**Provided information**
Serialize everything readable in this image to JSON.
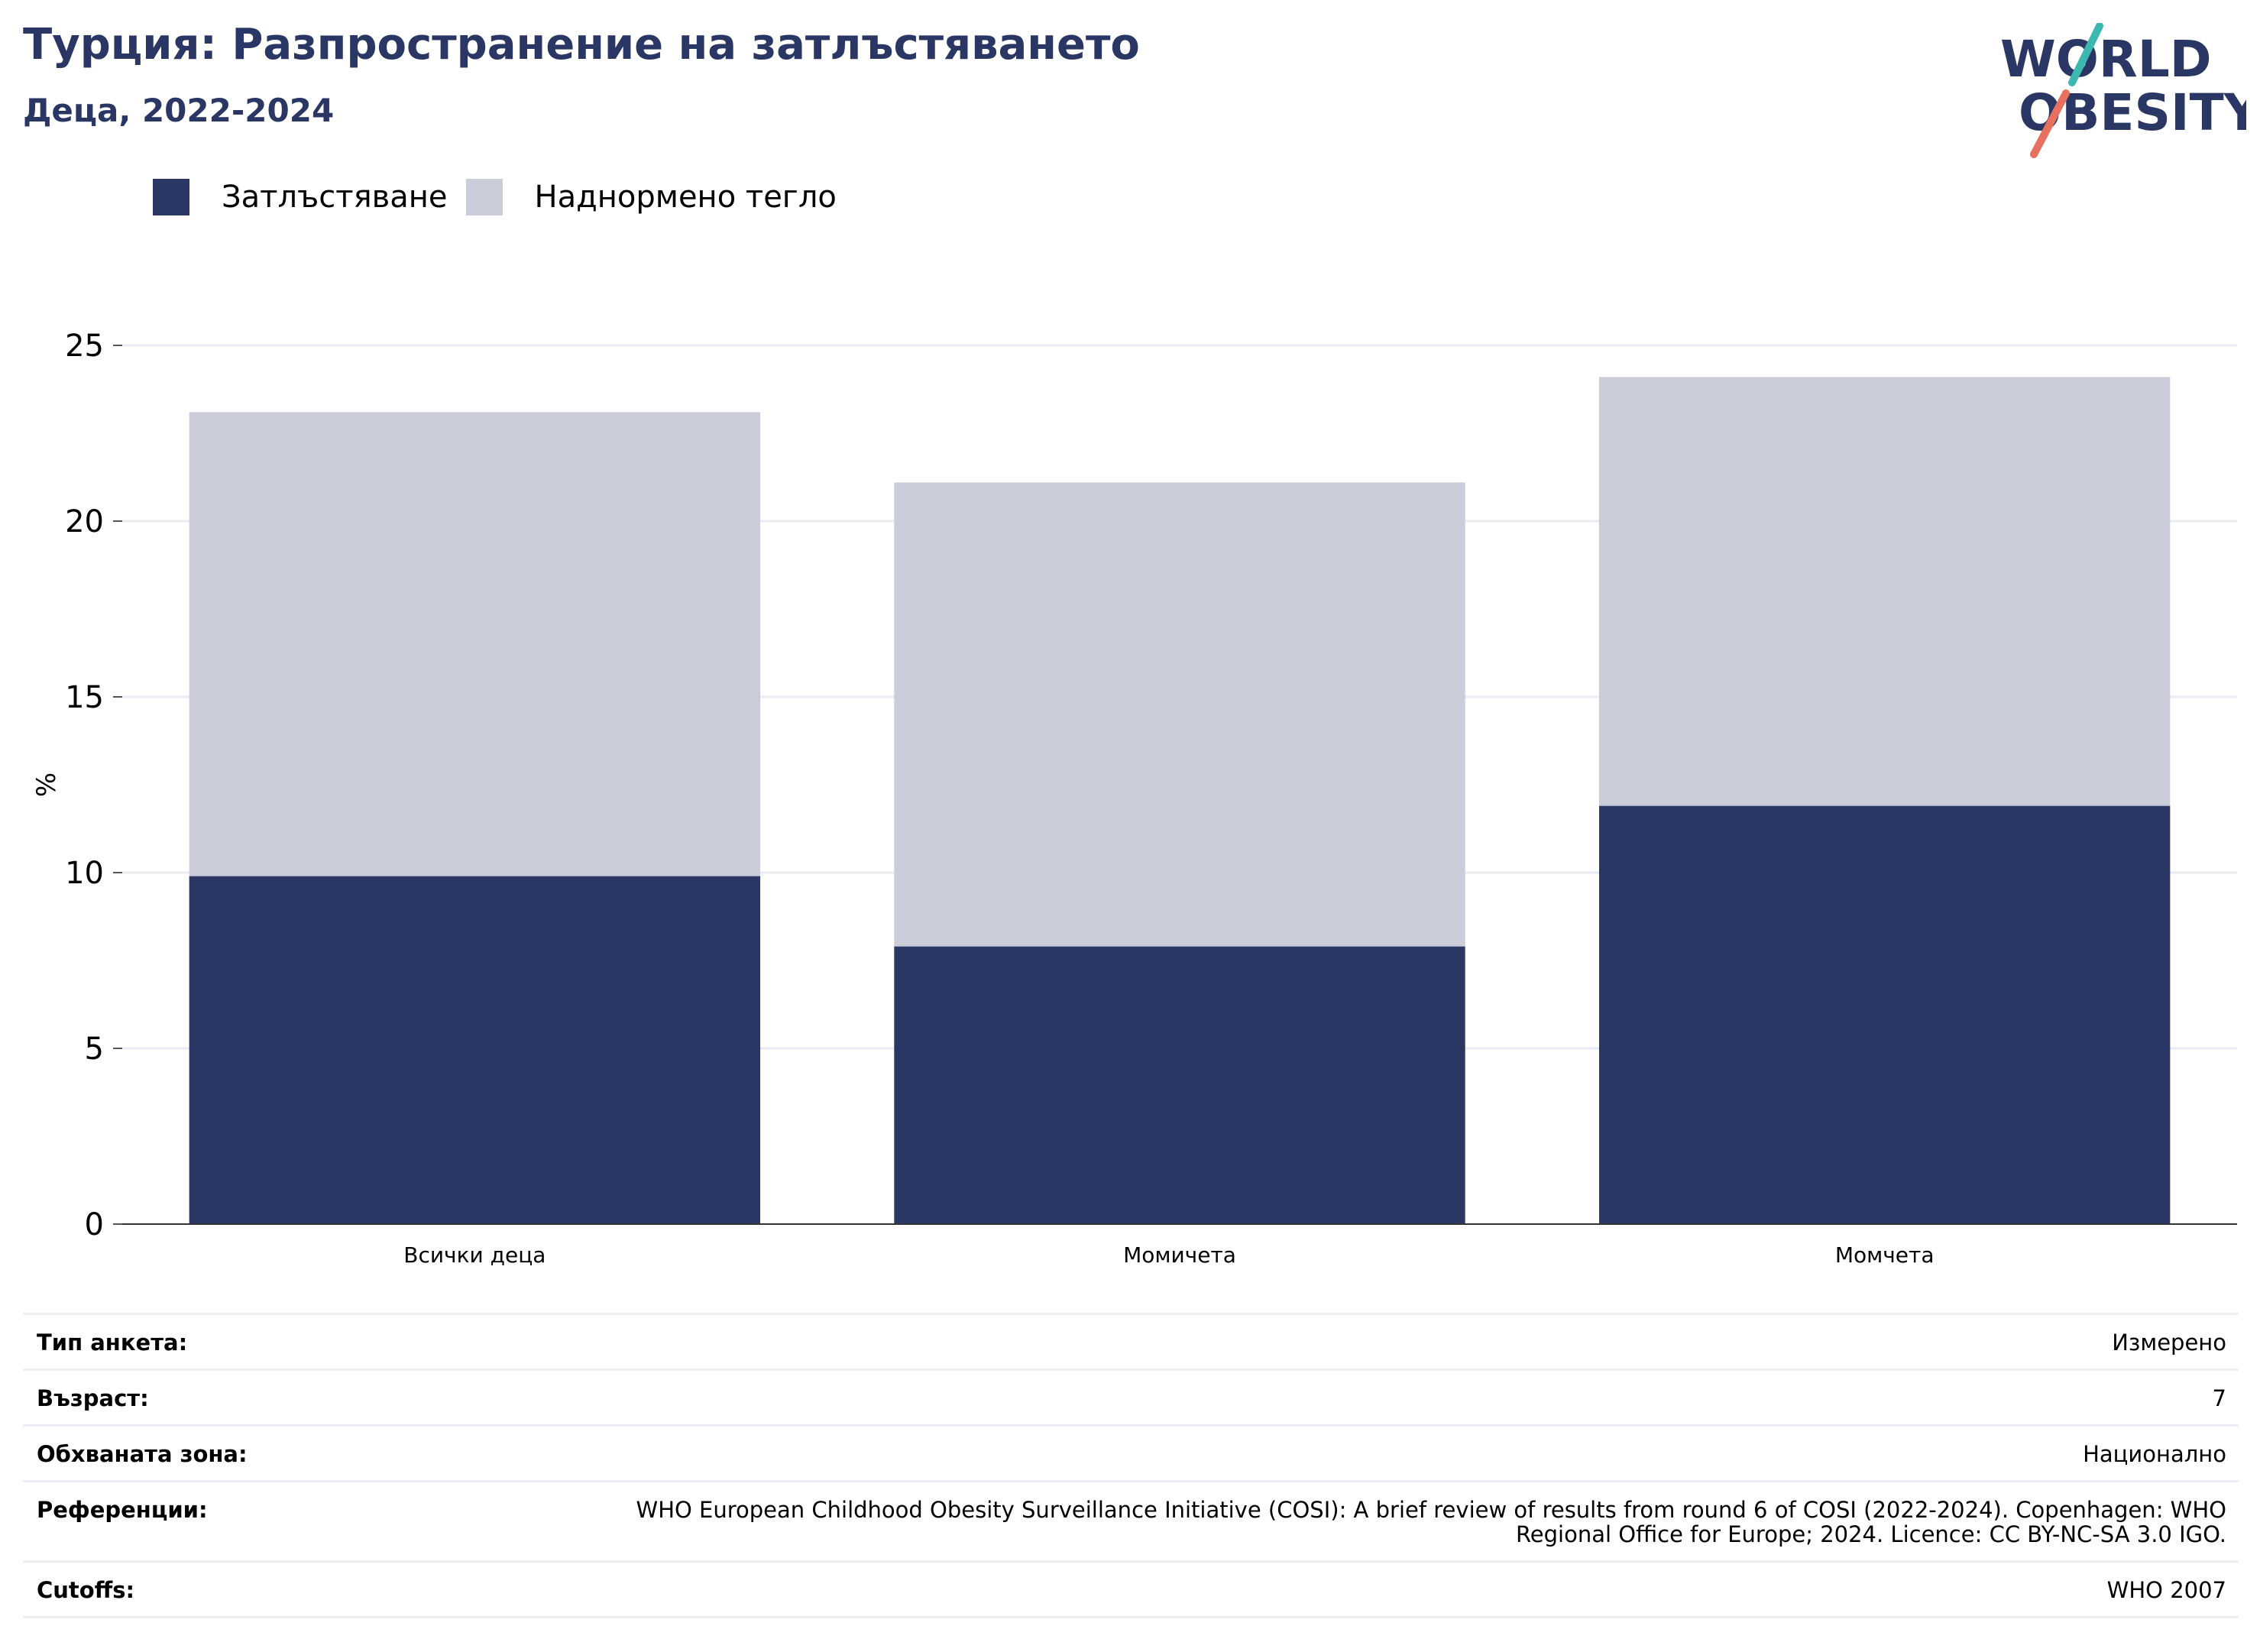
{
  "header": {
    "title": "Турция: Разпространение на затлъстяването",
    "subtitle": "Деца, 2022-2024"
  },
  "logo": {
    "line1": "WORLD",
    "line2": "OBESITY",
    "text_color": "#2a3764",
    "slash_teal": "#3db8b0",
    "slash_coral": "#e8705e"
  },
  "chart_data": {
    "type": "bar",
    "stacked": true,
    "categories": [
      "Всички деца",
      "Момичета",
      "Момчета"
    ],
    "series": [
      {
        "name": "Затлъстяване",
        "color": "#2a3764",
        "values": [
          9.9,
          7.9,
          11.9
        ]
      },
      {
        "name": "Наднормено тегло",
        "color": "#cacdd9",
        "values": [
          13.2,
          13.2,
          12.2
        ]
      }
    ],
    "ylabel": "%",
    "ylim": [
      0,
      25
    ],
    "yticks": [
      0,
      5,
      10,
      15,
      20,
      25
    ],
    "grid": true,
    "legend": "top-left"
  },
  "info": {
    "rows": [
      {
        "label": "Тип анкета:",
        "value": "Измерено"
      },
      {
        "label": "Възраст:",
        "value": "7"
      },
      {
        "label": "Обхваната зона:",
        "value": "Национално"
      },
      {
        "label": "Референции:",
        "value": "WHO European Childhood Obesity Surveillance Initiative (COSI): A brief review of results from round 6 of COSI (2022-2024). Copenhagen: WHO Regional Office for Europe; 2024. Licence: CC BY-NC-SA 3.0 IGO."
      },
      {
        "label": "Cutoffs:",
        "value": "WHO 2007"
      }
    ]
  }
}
---
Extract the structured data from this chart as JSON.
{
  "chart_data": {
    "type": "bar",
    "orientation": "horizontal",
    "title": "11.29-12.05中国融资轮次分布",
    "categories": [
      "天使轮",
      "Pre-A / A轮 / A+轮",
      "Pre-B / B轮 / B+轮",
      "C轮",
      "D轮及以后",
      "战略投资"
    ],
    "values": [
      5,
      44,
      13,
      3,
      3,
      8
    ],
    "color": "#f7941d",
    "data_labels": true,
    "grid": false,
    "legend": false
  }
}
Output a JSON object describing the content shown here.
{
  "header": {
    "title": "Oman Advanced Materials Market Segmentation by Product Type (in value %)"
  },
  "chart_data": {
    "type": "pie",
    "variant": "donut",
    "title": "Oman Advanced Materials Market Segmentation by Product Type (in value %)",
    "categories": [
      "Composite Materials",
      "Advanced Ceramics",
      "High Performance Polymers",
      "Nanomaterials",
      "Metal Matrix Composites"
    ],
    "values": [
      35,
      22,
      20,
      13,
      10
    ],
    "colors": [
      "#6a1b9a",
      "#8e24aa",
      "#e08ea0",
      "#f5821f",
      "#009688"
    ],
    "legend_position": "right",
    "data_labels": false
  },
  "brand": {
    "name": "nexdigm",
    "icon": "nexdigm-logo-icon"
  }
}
* * *
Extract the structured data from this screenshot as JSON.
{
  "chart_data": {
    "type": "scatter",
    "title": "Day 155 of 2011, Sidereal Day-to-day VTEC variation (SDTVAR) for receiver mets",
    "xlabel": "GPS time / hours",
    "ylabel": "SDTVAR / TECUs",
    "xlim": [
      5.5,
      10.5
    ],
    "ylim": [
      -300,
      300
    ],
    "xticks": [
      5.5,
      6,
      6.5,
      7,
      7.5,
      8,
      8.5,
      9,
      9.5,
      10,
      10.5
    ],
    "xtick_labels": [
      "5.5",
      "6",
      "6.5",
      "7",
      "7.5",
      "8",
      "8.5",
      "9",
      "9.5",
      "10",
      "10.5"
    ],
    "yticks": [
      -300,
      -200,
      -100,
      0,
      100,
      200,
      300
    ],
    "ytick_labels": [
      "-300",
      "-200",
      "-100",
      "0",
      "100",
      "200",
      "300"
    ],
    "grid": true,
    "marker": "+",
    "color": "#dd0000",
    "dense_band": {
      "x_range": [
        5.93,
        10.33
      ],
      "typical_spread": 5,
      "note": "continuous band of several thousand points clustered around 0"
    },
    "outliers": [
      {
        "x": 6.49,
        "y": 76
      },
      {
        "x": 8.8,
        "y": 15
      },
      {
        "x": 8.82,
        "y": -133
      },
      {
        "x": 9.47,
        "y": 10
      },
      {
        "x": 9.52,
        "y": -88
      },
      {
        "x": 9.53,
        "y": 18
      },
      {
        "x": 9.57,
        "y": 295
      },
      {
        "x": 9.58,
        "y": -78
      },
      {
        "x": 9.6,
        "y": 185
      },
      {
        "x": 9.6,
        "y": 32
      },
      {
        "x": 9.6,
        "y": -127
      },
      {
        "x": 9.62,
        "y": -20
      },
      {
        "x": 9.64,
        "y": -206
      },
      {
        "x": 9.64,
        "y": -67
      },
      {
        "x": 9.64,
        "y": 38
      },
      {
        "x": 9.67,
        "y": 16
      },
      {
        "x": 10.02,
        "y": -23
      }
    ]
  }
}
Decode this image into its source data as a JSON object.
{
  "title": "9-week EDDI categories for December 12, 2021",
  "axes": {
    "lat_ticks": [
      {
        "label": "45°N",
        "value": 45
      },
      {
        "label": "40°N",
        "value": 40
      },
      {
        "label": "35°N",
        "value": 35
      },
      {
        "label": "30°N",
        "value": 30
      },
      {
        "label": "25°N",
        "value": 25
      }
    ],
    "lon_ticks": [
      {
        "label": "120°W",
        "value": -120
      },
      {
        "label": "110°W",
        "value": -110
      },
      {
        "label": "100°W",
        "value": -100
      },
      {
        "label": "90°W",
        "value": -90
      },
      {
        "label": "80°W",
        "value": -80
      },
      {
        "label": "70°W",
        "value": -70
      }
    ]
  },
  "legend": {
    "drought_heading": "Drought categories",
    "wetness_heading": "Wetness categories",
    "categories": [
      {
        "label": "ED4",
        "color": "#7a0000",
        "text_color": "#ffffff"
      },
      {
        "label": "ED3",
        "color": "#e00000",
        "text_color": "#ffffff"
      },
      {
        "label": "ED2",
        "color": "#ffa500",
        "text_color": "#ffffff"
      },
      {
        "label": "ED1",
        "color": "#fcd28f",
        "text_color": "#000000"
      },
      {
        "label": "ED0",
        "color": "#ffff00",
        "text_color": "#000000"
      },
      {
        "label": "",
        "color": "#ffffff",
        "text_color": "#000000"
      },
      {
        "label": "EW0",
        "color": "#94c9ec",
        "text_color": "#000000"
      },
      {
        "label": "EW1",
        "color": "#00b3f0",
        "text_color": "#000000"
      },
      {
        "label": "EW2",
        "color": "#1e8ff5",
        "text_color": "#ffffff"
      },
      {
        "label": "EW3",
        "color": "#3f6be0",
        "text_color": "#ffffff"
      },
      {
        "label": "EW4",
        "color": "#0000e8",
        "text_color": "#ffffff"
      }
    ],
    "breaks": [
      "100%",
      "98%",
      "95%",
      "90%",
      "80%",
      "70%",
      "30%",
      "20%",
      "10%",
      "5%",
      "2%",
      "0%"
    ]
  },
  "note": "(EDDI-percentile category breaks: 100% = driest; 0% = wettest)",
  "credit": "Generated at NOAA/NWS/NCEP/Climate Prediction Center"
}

**Short task**
Each line with the string "Advanced" in it needs to be found and copied.

**The completed task**
    "title": "Oman Advanced Materials Market Segmentation by Product Type (in value %)"
    "title": "Oman Advanced Materials Market Segmentation by Product Type (in value %)",
      "Advanced Ceramics",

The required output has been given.